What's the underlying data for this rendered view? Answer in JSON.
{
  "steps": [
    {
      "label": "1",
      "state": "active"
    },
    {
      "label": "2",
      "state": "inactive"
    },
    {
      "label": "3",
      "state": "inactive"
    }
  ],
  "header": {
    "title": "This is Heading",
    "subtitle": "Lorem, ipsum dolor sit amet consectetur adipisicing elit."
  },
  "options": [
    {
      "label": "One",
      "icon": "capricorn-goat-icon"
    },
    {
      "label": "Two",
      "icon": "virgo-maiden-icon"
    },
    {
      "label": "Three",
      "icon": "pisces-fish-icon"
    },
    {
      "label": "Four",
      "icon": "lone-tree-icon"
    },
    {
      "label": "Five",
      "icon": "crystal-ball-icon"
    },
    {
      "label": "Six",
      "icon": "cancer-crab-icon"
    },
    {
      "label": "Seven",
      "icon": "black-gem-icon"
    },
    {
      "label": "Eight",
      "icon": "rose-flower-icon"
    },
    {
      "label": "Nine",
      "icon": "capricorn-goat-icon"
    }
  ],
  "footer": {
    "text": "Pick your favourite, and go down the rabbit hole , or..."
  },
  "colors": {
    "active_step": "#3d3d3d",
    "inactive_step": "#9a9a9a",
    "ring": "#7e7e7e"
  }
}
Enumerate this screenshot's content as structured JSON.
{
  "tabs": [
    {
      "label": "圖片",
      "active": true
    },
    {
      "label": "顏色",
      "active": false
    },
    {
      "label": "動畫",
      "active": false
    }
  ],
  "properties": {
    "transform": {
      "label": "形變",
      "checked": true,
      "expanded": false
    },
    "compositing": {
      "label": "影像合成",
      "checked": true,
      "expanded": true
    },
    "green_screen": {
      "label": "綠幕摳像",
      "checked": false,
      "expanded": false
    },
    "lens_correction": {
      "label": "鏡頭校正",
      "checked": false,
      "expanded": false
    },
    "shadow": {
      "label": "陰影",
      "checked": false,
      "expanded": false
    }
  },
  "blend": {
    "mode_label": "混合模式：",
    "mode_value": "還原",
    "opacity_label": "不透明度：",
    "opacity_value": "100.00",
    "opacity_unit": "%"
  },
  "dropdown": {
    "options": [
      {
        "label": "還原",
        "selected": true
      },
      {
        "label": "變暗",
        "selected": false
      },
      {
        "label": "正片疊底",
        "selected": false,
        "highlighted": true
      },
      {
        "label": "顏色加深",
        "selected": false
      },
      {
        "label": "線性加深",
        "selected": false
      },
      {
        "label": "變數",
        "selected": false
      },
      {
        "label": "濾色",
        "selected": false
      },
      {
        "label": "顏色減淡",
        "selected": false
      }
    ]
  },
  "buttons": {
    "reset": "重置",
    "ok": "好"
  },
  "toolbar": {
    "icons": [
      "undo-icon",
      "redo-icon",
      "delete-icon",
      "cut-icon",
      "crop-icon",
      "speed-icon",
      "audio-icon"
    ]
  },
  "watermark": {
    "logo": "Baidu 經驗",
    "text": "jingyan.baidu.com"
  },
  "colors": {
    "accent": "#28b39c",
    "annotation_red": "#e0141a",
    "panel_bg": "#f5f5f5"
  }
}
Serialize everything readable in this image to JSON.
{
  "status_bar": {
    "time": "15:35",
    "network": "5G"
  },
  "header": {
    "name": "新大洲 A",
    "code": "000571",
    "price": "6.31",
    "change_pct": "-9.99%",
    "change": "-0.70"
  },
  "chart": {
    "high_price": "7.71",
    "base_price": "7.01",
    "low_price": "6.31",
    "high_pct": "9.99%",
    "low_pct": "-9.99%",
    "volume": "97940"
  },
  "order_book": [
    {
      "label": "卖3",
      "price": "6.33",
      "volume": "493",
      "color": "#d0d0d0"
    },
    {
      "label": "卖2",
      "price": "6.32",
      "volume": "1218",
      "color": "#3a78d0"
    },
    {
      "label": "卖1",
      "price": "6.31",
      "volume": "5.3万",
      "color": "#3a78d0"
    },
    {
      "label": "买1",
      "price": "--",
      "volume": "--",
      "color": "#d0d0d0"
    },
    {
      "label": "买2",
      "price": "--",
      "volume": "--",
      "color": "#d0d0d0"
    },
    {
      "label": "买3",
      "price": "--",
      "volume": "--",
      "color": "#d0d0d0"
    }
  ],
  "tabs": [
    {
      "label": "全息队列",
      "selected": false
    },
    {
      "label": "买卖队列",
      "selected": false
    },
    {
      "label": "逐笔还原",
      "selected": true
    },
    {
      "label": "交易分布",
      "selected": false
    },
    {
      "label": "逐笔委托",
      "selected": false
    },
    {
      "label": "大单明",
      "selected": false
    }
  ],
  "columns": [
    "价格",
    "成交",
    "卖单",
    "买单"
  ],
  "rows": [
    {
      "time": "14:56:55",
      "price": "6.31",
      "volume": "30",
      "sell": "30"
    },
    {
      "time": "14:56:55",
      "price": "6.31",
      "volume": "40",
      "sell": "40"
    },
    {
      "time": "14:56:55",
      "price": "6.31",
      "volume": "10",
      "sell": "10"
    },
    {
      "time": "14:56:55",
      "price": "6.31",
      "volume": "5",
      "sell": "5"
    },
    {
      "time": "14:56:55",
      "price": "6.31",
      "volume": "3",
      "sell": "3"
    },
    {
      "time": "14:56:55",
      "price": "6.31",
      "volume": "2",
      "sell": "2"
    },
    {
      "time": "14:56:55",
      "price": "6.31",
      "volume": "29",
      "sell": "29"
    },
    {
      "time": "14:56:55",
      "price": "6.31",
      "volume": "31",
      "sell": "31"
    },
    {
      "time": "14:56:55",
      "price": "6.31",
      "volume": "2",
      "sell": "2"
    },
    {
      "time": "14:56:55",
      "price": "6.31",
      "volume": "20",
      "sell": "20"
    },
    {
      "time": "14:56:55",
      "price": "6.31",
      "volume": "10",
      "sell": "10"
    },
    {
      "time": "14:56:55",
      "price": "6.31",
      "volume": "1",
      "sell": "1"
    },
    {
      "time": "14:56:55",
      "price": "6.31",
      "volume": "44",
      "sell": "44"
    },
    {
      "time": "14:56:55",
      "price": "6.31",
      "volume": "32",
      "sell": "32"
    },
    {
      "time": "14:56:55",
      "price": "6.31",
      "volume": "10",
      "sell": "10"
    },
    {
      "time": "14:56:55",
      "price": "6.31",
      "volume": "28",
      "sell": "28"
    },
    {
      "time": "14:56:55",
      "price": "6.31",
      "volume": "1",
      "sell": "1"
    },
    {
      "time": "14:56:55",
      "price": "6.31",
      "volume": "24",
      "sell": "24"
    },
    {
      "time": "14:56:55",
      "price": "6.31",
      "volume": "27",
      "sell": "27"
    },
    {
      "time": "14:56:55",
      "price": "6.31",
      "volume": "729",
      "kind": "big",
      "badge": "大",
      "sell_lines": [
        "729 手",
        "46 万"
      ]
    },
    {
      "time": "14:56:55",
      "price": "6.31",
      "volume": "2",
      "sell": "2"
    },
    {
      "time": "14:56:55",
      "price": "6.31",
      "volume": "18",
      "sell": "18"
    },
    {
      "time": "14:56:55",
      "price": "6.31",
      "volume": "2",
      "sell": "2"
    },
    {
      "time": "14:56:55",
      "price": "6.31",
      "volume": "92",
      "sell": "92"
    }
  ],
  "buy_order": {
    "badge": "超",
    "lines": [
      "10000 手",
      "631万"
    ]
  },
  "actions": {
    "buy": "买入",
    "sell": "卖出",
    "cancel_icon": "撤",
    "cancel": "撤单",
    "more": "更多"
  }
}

**Objective**. Please repeat the listing above in full and exactly.

**Full solution**.
What's the underlying data for this rendered view? Answer in JSON.
{
  "steps": [
    {
      "label": "1",
      "state": "active"
    },
    {
      "label": "2",
      "state": "inactive"
    },
    {
      "label": "3",
      "state": "inactive"
    }
  ],
  "header": {
    "title": "This is Heading",
    "subtitle": "Lorem, ipsum dolor sit amet consectetur adipisicing elit."
  },
  "options": [
    {
      "label": "One",
      "icon": "capricorn-goat-icon"
    },
    {
      "label": "Two",
      "icon": "virgo-maiden-icon"
    },
    {
      "label": "Three",
      "icon": "pisces-fish-icon"
    },
    {
      "label": "Four",
      "icon": "lone-tree-icon"
    },
    {
      "label": "Five",
      "icon": "crystal-ball-icon"
    },
    {
      "label": "Six",
      "icon": "cancer-crab-icon"
    },
    {
      "label": "Seven",
      "icon": "black-gem-icon"
    },
    {
      "label": "Eight",
      "icon": "rose-flower-icon"
    },
    {
      "label": "Nine",
      "icon": "capricorn-goat-icon"
    }
  ],
  "footer": {
    "text": "Pick your favourite, and go down the rabbit hole , or..."
  },
  "colors": {
    "active_step": "#3d3d3d",
    "inactive_step": "#9a9a9a",
    "ring": "#7e7e7e"
  }
}
Enumerate this screenshot's content as structured JSON.
{
  "tabs": [
    {
      "label": "圖片",
      "active": true
    },
    {
      "label": "顏色",
      "active": false
    },
    {
      "label": "動畫",
      "active": false
    }
  ],
  "properties": {
    "transform": {
      "label": "形變",
      "checked": true,
      "expanded": false
    },
    "compositing": {
      "label": "影像合成",
      "checked": true,
      "expanded": true
    },
    "green_screen": {
      "label": "綠幕摳像",
      "checked": false,
      "expanded": false
    },
    "lens_correction": {
      "label": "鏡頭校正",
      "checked": false,
      "expanded": false
    },
    "shadow": {
      "label": "陰影",
      "checked": false,
      "expanded": false
    }
  },
  "blend": {
    "mode_label": "混合模式：",
    "mode_value": "還原",
    "opacity_label": "不透明度：",
    "opacity_value": "100.00",
    "opacity_unit": "%"
  },
  "dropdown": {
    "options": [
      {
        "label": "還原",
        "selected": true
      },
      {
        "label": "變暗",
        "selected": false
      },
      {
        "label": "正片疊底",
        "selected": false,
        "highlighted": true
      },
      {
        "label": "顏色加深",
        "selected": false
      },
      {
        "label": "線性加深",
        "selected": false
      },
      {
        "label": "變數",
        "selected": false
      },
      {
        "label": "濾色",
        "selected": false
      },
      {
        "label": "顏色減淡",
        "selected": false
      }
    ]
  },
  "buttons": {
    "reset": "重置",
    "ok": "好"
  },
  "toolbar": {
    "icons": [
      "undo-icon",
      "redo-icon",
      "delete-icon",
      "cut-icon",
      "crop-icon",
      "speed-icon",
      "audio-icon"
    ]
  },
  "watermark": {
    "logo": "Baidu 經驗",
    "text": "jingyan.baidu.com"
  },
  "colors": {
    "accent": "#28b39c",
    "annotation_red": "#e0141a",
    "panel_bg": "#f5f5f5"
  }
}
Serialize everything readable in this image to JSON.
{
  "status_bar": {
    "time": "15:35",
    "network": "5G"
  },
  "header": {
    "name": "新大洲 A",
    "code": "000571",
    "price": "6.31",
    "change_pct": "-9.99%",
    "change": "-0.70"
  },
  "chart": {
    "high_price": "7.71",
    "base_price": "7.01",
    "low_price": "6.31",
    "high_pct": "9.99%",
    "low_pct": "-9.99%",
    "volume": "97940"
  },
  "order_book": [
    {
      "label": "卖3",
      "price": "6.33",
      "volume": "493",
      "color": "#d0d0d0"
    },
    {
      "label": "卖2",
      "price": "6.32",
      "volume": "1218",
      "color": "#3a78d0"
    },
    {
      "label": "卖1",
      "price": "6.31",
      "volume": "5.3万",
      "color": "#3a78d0"
    },
    {
      "label": "买1",
      "price": "--",
      "volume": "--",
      "color": "#d0d0d0"
    },
    {
      "label": "买2",
      "price": "--",
      "volume": "--",
      "color": "#d0d0d0"
    },
    {
      "label": "买3",
      "price": "--",
      "volume": "--",
      "color": "#d0d0d0"
    }
  ],
  "tabs": [
    {
      "label": "全息队列",
      "selected": false
    },
    {
      "label": "买卖队列",
      "selected": false
    },
    {
      "label": "逐笔还原",
      "selected": true
    },
    {
      "label": "交易分布",
      "selected": false
    },
    {
      "label": "逐笔委托",
      "selected": false
    },
    {
      "label": "大单明",
      "selected": false
    }
  ],
  "columns": [
    "价格",
    "成交",
    "卖单",
    "买单"
  ],
  "rows": [
    {
      "time": "14:56:55",
      "price": "6.31",
      "volume": "30",
      "sell": "30"
    },
    {
      "time": "14:56:55",
      "price": "6.31",
      "volume": "40",
      "sell": "40"
    },
    {
      "time": "14:56:55",
      "price": "6.31",
      "volume": "10",
      "sell": "10"
    },
    {
      "time": "14:56:55",
      "price": "6.31",
      "volume": "5",
      "sell": "5"
    },
    {
      "time": "14:56:55",
      "price": "6.31",
      "volume": "3",
      "sell": "3"
    },
    {
      "time": "14:56:55",
      "price": "6.31",
      "volume": "2",
      "sell": "2"
    },
    {
      "time": "14:56:55",
      "price": "6.31",
      "volume": "29",
      "sell": "29"
    },
    {
      "time": "14:56:55",
      "price": "6.31",
      "volume": "31",
      "sell": "31"
    },
    {
      "time": "14:56:55",
      "price": "6.31",
      "volume": "2",
      "sell": "2"
    },
    {
      "time": "14:56:55",
      "price": "6.31",
      "volume": "20",
      "sell": "20"
    },
    {
      "time": "14:56:55",
      "price": "6.31",
      "volume": "10",
      "sell": "10"
    },
    {
      "time": "14:56:55",
      "price": "6.31",
      "volume": "1",
      "sell": "1"
    },
    {
      "time": "14:56:55",
      "price": "6.31",
      "volume": "44",
      "sell": "44"
    },
    {
      "time": "14:56:55",
      "price": "6.31",
      "volume": "32",
      "sell": "32"
    },
    {
      "time": "14:56:55",
      "price": "6.31",
      "volume": "10",
      "sell": "10"
    },
    {
      "time": "14:56:55",
      "price": "6.31",
      "volume": "28",
      "sell": "28"
    },
    {
      "time": "14:56:55",
      "price": "6.31",
      "volume": "1",
      "sell": "1"
    },
    {
      "time": "14:56:55",
      "price": "6.31",
      "volume": "24",
      "sell": "24"
    },
    {
      "time": "14:56:55",
      "price": "6.31",
      "volume": "27",
      "sell": "27"
    },
    {
      "time": "14:56:55",
      "price": "6.31",
      "volume": "729",
      "kind": "big",
      "badge": "大",
      "sell_lines": [
        "729 手",
        "46 万"
      ]
    },
    {
      "time": "14:56:55",
      "price": "6.31",
      "volume": "2",
      "sell": "2"
    },
    {
      "time": "14:56:55",
      "price": "6.31",
      "volume": "18",
      "sell": "18"
    },
    {
      "time": "14:56:55",
      "price": "6.31",
      "volume": "2",
      "sell": "2"
    },
    {
      "time": "14:56:55",
      "price": "6.31",
      "volume": "92",
      "sell": "92"
    }
  ],
  "buy_order": {
    "badge": "超",
    "lines": [
      "10000 手",
      "631万"
    ]
  },
  "actions": {
    "buy": "买入",
    "sell": "卖出",
    "cancel_icon": "撤",
    "cancel": "撤单",
    "more": "更多"
  }
}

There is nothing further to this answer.